◆ **Material to process**

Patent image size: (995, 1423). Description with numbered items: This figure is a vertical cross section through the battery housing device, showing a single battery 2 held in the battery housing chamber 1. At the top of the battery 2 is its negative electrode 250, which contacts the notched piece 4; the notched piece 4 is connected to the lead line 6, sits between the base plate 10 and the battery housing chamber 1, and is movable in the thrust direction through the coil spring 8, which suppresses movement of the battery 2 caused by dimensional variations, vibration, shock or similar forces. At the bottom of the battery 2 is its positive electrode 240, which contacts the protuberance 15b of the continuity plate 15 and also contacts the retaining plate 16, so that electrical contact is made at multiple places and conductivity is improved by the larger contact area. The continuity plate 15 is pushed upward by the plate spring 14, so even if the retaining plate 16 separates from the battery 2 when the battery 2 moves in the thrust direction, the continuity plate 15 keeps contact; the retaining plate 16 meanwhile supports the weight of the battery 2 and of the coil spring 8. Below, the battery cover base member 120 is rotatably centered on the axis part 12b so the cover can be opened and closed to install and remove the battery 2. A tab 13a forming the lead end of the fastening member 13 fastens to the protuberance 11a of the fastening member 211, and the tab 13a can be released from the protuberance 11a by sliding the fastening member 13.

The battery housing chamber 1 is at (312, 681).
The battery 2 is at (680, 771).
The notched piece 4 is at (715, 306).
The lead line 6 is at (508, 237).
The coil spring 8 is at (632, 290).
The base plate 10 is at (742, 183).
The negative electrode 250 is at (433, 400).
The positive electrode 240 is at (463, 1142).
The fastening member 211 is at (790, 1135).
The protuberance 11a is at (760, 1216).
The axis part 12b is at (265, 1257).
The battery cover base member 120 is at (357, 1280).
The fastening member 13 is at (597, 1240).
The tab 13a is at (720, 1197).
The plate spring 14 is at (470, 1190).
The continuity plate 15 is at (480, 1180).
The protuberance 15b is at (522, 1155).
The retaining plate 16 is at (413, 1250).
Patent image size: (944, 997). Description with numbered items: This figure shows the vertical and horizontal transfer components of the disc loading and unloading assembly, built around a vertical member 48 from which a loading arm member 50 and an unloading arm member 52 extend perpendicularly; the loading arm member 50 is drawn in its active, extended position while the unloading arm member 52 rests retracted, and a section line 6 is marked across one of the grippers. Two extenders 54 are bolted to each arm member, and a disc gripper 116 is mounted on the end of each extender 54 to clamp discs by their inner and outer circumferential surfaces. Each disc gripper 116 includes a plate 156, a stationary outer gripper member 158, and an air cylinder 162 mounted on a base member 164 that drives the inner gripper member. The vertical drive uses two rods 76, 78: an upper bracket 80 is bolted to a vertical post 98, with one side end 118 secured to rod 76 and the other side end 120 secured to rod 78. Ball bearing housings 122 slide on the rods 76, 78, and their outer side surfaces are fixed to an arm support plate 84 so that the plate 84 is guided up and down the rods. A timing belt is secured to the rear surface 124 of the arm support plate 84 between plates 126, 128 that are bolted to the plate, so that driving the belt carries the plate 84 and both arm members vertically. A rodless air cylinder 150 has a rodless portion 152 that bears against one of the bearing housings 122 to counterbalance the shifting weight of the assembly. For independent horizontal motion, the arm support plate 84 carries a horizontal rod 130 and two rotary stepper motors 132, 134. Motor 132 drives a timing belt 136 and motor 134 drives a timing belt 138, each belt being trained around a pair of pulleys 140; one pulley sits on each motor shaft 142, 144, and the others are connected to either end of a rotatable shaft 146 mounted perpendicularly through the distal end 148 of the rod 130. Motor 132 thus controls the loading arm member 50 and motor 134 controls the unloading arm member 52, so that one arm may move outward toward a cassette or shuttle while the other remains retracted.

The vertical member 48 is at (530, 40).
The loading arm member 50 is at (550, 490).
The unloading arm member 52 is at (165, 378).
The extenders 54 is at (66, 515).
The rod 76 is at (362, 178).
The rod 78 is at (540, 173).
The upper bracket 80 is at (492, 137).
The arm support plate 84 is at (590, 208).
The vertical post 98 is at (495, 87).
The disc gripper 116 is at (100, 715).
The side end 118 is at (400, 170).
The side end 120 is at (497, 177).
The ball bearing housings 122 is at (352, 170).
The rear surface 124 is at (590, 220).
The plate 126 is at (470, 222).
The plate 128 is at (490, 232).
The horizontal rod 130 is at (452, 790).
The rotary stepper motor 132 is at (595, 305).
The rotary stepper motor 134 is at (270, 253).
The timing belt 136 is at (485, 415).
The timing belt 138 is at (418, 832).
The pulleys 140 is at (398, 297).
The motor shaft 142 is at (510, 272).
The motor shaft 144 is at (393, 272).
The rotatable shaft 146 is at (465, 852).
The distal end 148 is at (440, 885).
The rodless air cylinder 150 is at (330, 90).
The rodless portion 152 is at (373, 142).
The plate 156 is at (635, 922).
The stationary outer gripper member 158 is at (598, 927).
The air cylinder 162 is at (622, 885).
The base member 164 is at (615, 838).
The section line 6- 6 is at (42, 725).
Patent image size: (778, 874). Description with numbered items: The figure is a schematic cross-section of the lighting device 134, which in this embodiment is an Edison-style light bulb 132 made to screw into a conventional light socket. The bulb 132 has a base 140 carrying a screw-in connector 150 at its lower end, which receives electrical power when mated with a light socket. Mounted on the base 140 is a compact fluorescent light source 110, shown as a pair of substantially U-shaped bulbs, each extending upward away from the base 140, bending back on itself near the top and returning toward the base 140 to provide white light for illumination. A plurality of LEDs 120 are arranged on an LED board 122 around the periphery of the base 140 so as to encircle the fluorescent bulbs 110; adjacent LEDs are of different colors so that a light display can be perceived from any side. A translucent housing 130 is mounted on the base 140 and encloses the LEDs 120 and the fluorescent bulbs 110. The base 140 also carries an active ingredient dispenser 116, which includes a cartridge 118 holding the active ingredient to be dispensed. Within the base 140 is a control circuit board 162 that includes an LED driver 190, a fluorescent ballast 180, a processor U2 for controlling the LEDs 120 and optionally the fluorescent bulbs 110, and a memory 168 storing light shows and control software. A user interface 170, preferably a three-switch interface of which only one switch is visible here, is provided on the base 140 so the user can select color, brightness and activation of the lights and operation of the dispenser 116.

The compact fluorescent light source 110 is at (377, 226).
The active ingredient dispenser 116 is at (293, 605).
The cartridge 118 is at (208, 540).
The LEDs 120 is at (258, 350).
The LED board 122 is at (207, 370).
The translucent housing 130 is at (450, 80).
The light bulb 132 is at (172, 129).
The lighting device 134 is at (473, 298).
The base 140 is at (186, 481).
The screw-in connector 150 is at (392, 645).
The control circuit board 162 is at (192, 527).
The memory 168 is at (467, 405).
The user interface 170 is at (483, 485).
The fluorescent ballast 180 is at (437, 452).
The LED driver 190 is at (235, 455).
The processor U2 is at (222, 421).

◆ **Your instructions**
Rewrite the rows above as a CSV with the header description,locations, giving one line per row, with the row's text under description and its answer under locations. Quote every field and replace line breaks inside a field with spaces.

◆ **Response to the exercise**
description,locations
"Patent image size: (995, 1423). Description with numbered items: This figure is a vertical cross section through the battery housing device, showing a single battery 2 held in the battery housing chamber 1. At the top of the battery 2 is its negative electrode 250, which contacts the notched piece 4; the notched piece 4 is connected to the lead line 6, sits between the base plate 10 and the battery housing chamber 1, and is movable in the thrust direction through the coil spring 8, which suppresses movement of the battery 2 caused by dimensional variations, vibration, shock or similar forces. At the bottom of the battery 2 is its positive electrode 240, which contacts the protuberance 15b of the continuity plate 15 and also contacts the retaining plate 16, so that electrical contact is made at multiple places and conductivity is improved by the larger contact area. The continuity plate 15 is pushed upward by the plate spring 14, so even if the retaining plate 16 separates from the battery 2 when the battery 2 moves in the thrust direction, the continuity plate 15 keeps contact; the retaining plate 16 meanwhile supports the weight of the battery 2 and of the coil spring 8. Below, the battery cover base member 120 is rotatably centered on the axis part 12b so the cover can be opened and closed to install and remove the battery 2. A tab 13a forming the lead end of the fastening member 13 fastens to the protuberance 11a of the fastening member 211, and the tab 13a can be released from the protuberance 11a by sliding the fastening member 13.","The battery housing chamber 1 is at (312, 681). The battery 2 is at (680, 771). The notched piece 4 is at (715, 306). The lead line 6 is at (508, 237). The coil spring 8 is at (632, 290). The base plate 10 is at (742, 183). The negative electrode 250 is at (433, 400). The positive electrode 240 is at (463, 1142). The fastening member 211 is at (790, 1135). The protuberance 11a is at (760, 1216). The axis part 12b is at (265, 1257). The battery cover base member 120 is at (357, 1280). The fastening member 13 is at (597, 1240). The tab 13a is at (720, 1197). The plate spring 14 is at (470, 1190). The continuity plate 15 is at (480, 1180). The protuberance 15b is at (522, 1155). The retaining plate 16 is at (413, 1250)."
"Patent image size: (944, 997). Description with numbered items: This figure shows the vertical and horizontal transfer components of the disc loading and unloading assembly, built around a vertical member 48 from which a loading arm member 50 and an unloading arm member 52 extend perpendicularly; the loading arm member 50 is drawn in its active, extended position while the unloading arm member 52 rests retracted, and a section line 6 is marked across one of the grippers. Two extenders 54 are bolted to each arm member, and a disc gripper 116 is mounted on the end of each extender 54 to clamp discs by their inner and outer circumferential surfaces. Each disc gripper 116 includes a plate 156, a stationary outer gripper member 158, and an air cylinder 162 mounted on a base member 164 that drives the inner gripper member. The vertical drive uses two rods 76, 78: an upper bracket 80 is bolted to a vertical post 98, with one side end 118 secured to rod 76 and the other side end 120 secured to rod 78. Ball bearing housings 122 slide on the rods 76, 78, and their outer side surfaces are fixed to an arm support plate 84 so that the plate 84 is guided up and down the rods. A timing belt is secured to the rear surface 124 of the arm support plate 84 between plates 126, 128 that are bolted to the plate, so that driving the belt carries the plate 84 and both arm members vertically. A rodless air cylinder 150 has a rodless portion 152 that bears against one of the bearing housings 122 to counterbalance the shifting weight of the assembly. For independent horizontal motion, the arm support plate 84 carries a horizontal rod 130 and two rotary stepper motors 132, 134. Motor 132 drives a timing belt 136 and motor 134 drives a timing belt 138, each belt being trained around a pair of pulleys 140; one pulley sits on each motor shaft 142, 144, and the others are connected to either end of a rotatable shaft 146 mounted perpendicularly through the distal end 148 of the rod 130. Motor 132 thus controls the loading arm member 50 and motor 134 controls the unloading arm member 52, so that one arm may move outward toward a cassette or shuttle while the other remains retracted.","The vertical member 48 is at (530, 40). The loading arm member 50 is at (550, 490). The unloading arm member 52 is at (165, 378). The extenders 54 is at (66, 515). The rod 76 is at (362, 178). The rod 78 is at (540, 173). The upper bracket 80 is at (492, 137). The arm support plate 84 is at (590, 208). The vertical post 98 is at (495, 87). The disc gripper 116 is at (100, 715). The side end 118 is at (400, 170). The side end 120 is at (497, 177). The ball bearing housings 122 is at (352, 170). The rear surface 124 is at (590, 220). The plate 126 is at (470, 222). The plate 128 is at (490, 232). The horizontal rod 130 is at (452, 790). The rotary stepper motor 132 is at (595, 305). The rotary stepper motor 134 is at (270, 253). The timing belt 136 is at (485, 415). The timing belt 138 is at (418, 832). The pulleys 140 is at (398, 297). The motor shaft 142 is at (510, 272). The motor shaft 144 is at (393, 272). The rotatable shaft 146 is at (465, 852). The distal end 148 is at (440, 885). The rodless air cylinder 150 is at (330, 90). The rodless portion 152 is at (373, 142). The plate 156 is at (635, 922). The stationary outer gripper member 158 is at (598, 927). The air cylinder 162 is at (622, 885). The base member 164 is at (615, 838). The section line 6- 6 is at (42, 725)."
"Patent image size: (778, 874). Description with numbered items: The figure is a schematic cross-section of the lighting device 134, which in this embodiment is an Edison-style light bulb 132 made to screw into a conventional light socket. The bulb 132 has a base 140 carrying a screw-in connector 150 at its lower end, which receives electrical power when mated with a light socket. Mounted on the base 140 is a compact fluorescent light source 110, shown as a pair of substantially U-shaped bulbs, each extending upward away from the base 140, bending back on itself near the top and returning toward the base 140 to provide white light for illumination. A plurality of LEDs 120 are arranged on an LED board 122 around the periphery of the base 140 so as to encircle the fluorescent bulbs 110; adjacent LEDs are of different colors so that a light display can be perceived from any side. A translucent housing 130 is mounted on the base 140 and encloses the LEDs 120 and the fluorescent bulbs 110. The base 140 also carries an active ingredient dispenser 116, which includes a cartridge 118 holding the active ingredient to be dispensed. Within the base 140 is a control circuit board 162 that includes an LED driver 190, a fluorescent ballast 180, a processor U2 for controlling the LEDs 120 and optionally the fluorescent bulbs 110, and a memory 168 storing light shows and control software. A user interface 170, preferably a three-switch interface of which only one switch is visible here, is provided on the base 140 so the user can select color, brightness and activation of the lights and operation of the dispenser 116.","The compact fluorescent light source 110 is at (377, 226). The active ingredient dispenser 116 is at (293, 605). The cartridge 118 is at (208, 540). The LEDs 120 is at (258, 350). The LED board 122 is at (207, 370). The translucent housing 130 is at (450, 80). The light bulb 132 is at (172, 129). The lighting device 134 is at (473, 298). The base 140 is at (186, 481). The screw-in connector 150 is at (392, 645). The control circuit board 162 is at (192, 527). The memory 168 is at (467, 405). The user interface 170 is at (483, 485). The fluorescent ballast 180 is at (437, 452). The LED driver 190 is at (235, 455). The processor U2 is at (222, 421)."